STATED GOAL → Note each line of the listing that contains the string "with", and copy it.

— start RECORDED INFORMATION —

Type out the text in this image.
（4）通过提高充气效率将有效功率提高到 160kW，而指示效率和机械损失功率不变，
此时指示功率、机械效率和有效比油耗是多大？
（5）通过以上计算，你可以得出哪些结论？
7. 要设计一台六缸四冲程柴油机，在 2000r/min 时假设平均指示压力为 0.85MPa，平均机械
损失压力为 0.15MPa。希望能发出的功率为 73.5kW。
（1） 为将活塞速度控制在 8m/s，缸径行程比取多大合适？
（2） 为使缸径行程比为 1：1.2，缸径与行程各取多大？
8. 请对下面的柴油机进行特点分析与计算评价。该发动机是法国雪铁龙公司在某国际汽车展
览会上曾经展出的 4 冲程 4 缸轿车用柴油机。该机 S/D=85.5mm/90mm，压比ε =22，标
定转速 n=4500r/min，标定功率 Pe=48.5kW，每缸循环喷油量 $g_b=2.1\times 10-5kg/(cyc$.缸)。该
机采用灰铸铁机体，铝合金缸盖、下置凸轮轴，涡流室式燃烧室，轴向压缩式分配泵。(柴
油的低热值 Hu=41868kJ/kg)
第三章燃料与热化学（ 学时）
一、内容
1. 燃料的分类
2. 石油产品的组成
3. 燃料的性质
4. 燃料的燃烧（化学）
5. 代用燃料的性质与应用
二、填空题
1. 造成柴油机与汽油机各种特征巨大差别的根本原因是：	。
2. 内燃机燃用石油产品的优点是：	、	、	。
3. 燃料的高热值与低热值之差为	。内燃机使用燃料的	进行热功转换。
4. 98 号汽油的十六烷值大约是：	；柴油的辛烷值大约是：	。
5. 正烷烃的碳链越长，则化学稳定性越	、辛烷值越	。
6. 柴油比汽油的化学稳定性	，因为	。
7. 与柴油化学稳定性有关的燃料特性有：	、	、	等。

— end RECORDED INFORMATION —
— start RECORDED INFORMATION —

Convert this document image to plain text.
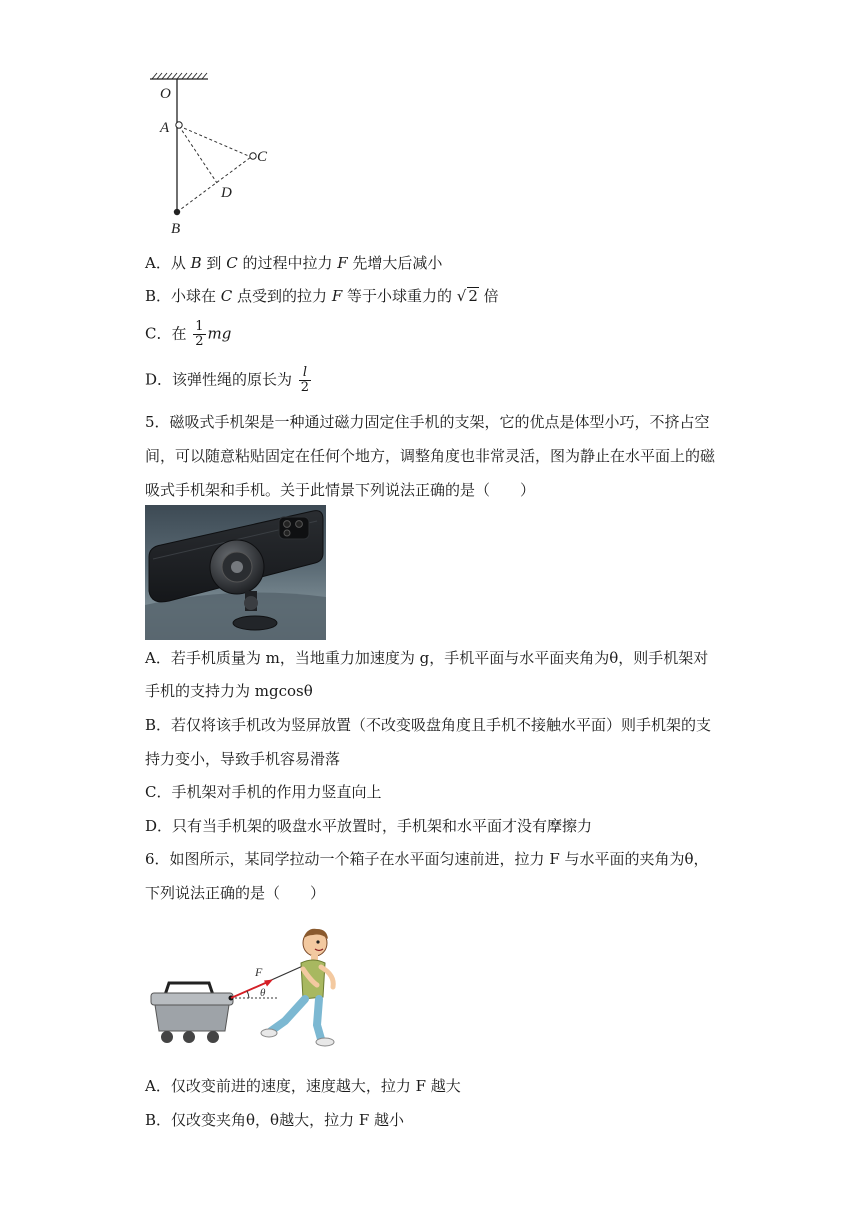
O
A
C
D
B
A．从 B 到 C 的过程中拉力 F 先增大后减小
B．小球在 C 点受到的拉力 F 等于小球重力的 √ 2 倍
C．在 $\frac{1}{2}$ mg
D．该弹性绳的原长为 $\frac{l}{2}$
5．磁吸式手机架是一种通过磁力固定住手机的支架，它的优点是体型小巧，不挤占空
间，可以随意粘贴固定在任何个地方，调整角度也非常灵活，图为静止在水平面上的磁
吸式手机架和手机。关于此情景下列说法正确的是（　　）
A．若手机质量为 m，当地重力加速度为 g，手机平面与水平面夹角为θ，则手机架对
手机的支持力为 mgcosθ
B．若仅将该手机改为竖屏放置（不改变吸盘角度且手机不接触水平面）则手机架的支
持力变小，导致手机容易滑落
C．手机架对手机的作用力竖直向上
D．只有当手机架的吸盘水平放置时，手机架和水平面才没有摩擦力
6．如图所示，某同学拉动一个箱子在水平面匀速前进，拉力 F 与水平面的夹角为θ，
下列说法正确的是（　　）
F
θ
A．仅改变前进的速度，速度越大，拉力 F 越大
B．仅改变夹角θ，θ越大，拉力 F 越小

— end RECORDED INFORMATION —
— start RECORDED INFORMATION —

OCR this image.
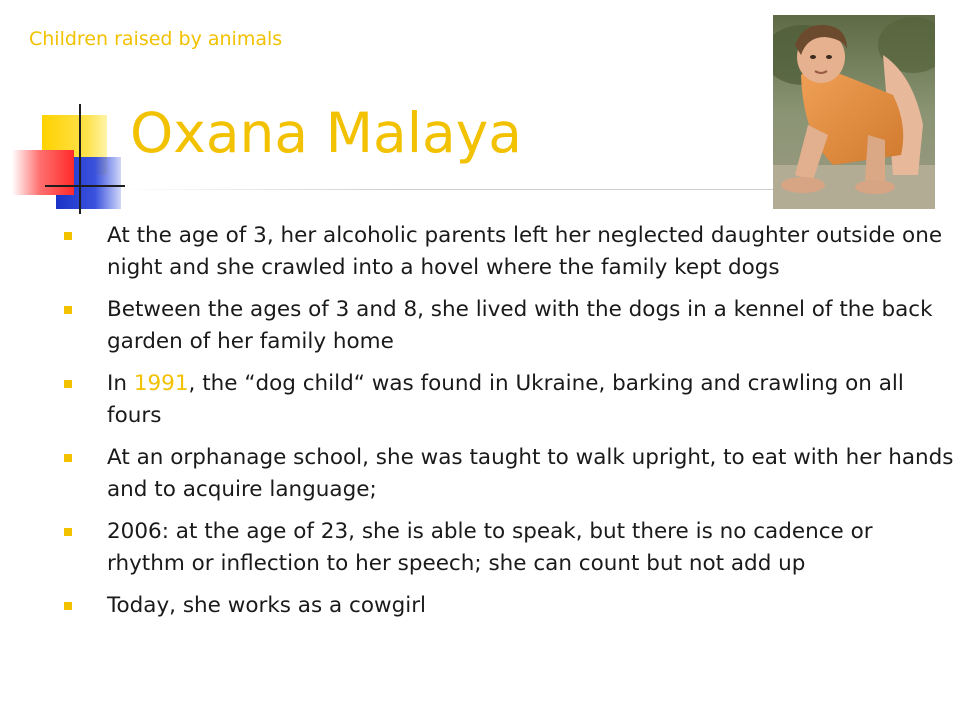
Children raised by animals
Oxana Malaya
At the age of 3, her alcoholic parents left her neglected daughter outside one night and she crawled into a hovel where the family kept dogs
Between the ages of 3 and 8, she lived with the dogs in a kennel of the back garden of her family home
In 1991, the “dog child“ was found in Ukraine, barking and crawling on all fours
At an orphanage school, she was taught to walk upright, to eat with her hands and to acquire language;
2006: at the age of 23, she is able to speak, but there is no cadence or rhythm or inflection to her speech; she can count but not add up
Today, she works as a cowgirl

— end RECORDED INFORMATION —

RIGHT ANSWER →
Between the ages of 3 and 8, she lived with the dogs in a kennel of the back garden of her family home
At an orphanage school, she was taught to walk upright, to eat with her hands and to acquire language;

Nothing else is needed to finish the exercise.